§ WRITTEN PROBLEM
Show every line of the records below that contains the word "woman".

====

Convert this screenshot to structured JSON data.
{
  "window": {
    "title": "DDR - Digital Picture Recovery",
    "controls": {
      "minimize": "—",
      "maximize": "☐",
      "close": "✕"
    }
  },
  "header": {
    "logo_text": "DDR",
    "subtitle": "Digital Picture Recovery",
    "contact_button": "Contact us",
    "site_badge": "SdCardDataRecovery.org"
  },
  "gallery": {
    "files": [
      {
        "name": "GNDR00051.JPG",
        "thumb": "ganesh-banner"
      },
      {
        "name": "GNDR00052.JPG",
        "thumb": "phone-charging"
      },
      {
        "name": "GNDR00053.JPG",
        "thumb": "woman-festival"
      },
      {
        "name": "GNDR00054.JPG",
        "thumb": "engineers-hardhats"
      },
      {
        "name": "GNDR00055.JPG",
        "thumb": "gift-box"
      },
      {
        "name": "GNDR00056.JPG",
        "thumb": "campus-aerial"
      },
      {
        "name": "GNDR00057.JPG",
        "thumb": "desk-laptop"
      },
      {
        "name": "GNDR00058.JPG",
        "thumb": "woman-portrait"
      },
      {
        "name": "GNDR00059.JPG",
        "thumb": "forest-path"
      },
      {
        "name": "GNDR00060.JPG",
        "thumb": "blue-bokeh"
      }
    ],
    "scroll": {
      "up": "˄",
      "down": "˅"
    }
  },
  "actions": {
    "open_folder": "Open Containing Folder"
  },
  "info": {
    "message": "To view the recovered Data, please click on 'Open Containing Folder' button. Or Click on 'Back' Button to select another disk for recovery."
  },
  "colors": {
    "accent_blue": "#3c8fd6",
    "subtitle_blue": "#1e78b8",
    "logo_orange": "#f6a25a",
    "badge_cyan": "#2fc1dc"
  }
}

====

§ WRITTEN ANSWER
        "thumb": "woman-festival"
        "thumb": "woman-portrait"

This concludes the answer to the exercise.